• Requirement
Using the listing below, extract each line that has the word "menghilangkan" in it.

• Material supplied
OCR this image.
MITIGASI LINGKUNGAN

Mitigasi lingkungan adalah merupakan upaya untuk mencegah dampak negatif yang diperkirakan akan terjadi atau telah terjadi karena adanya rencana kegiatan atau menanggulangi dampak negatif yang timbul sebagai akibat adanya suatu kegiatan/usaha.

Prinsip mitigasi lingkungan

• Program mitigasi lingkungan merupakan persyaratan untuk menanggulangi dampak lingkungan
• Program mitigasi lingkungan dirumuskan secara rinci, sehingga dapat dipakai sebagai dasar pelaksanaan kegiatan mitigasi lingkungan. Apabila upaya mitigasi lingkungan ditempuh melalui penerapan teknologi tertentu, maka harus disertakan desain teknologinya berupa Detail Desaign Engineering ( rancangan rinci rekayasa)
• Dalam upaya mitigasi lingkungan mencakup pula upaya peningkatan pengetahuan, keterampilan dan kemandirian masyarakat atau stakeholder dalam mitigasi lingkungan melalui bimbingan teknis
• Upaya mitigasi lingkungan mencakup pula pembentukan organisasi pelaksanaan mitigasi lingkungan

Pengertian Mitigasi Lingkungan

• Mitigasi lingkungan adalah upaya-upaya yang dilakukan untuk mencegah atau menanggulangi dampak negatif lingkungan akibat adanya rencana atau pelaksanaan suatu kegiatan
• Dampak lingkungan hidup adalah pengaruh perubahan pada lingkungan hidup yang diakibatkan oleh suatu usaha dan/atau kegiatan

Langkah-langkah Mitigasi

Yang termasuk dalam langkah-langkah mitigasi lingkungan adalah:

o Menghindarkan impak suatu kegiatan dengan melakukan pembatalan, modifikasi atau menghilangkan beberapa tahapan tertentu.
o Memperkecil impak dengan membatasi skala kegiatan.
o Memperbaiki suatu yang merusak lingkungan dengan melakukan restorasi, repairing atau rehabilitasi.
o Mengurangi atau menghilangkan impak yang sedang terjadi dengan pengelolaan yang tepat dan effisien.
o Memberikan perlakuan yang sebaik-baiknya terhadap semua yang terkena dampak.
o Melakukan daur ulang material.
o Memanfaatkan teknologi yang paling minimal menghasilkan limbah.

...

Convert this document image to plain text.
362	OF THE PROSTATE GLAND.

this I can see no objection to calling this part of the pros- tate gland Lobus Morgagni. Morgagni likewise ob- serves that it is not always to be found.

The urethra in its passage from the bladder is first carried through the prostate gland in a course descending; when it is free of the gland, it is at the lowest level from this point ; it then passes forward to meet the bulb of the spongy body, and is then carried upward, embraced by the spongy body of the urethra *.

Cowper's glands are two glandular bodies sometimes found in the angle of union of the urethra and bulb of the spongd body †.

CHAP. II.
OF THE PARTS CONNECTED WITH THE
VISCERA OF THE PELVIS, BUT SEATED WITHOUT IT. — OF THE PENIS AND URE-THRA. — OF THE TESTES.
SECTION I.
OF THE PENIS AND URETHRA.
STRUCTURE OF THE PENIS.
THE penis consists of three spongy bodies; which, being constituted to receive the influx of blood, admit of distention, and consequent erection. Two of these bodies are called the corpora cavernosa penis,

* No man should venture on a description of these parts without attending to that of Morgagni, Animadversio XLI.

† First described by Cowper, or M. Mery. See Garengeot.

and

• Response to the task
o Menghindarkan impak suatu kegiatan dengan melakukan pembatalan, modifikasi atau menghilangkan beberapa tahapan tertentu.
o Mengurangi atau menghilangkan impak yang sedang terjadi dengan pengelolaan yang tepat dan effisien.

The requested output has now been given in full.